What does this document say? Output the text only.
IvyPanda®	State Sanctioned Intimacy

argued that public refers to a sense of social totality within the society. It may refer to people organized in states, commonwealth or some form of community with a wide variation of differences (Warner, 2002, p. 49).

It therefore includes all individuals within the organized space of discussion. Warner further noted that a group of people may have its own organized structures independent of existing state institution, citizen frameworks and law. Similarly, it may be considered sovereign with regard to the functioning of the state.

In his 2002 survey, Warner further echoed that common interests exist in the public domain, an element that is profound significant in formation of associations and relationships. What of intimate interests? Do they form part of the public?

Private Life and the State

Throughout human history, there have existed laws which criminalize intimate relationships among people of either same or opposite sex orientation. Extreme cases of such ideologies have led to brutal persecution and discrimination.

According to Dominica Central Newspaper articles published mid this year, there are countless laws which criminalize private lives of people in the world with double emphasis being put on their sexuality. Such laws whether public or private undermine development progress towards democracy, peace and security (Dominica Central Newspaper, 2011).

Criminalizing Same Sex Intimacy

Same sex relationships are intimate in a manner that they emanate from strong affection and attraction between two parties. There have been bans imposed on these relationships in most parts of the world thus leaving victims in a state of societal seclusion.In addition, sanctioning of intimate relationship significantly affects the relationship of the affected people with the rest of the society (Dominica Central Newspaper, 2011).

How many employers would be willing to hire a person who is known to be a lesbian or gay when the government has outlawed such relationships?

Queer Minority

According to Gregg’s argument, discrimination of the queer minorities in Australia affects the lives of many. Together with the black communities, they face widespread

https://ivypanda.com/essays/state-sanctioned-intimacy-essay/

== Written problem ==
Retype all of the data shown above, word for word.

== Full output ==
What does this document say? Output the text only.
IvyPanda®	State Sanctioned Intimacy

argued that public refers to a sense of social totality within the society. It may refer to people organized in states, commonwealth or some form of community with a wide variation of differences (Warner, 2002, p. 49).

It therefore includes all individuals within the organized space of discussion. Warner further noted that a group of people may have its own organized structures independent of existing state institution, citizen frameworks and law. Similarly, it may be considered sovereign with regard to the functioning of the state.

In his 2002 survey, Warner further echoed that common interests exist in the public domain, an element that is profound significant in formation of associations and relationships. What of intimate interests? Do they form part of the public?

Private Life and the State

Throughout human history, there have existed laws which criminalize intimate relationships among people of either same or opposite sex orientation. Extreme cases of such ideologies have led to brutal persecution and discrimination.

According to Dominica Central Newspaper articles published mid this year, there are countless laws which criminalize private lives of people in the world with double emphasis being put on their sexuality. Such laws whether public or private undermine development progress towards democracy, peace and security (Dominica Central Newspaper, 2011).

Criminalizing Same Sex Intimacy

Same sex relationships are intimate in a manner that they emanate from strong affection and attraction between two parties. There have been bans imposed on these relationships in most parts of the world thus leaving victims in a state of societal seclusion.In addition, sanctioning of intimate relationship significantly affects the relationship of the affected people with the rest of the society (Dominica Central Newspaper, 2011).

How many employers would be willing to hire a person who is known to be a lesbian or gay when the government has outlawed such relationships?

Queer Minority

According to Gregg’s argument, discrimination of the queer minorities in Australia affects the lives of many. Together with the black communities, they face widespread

https://ivypanda.com/essays/state-sanctioned-intimacy-essay/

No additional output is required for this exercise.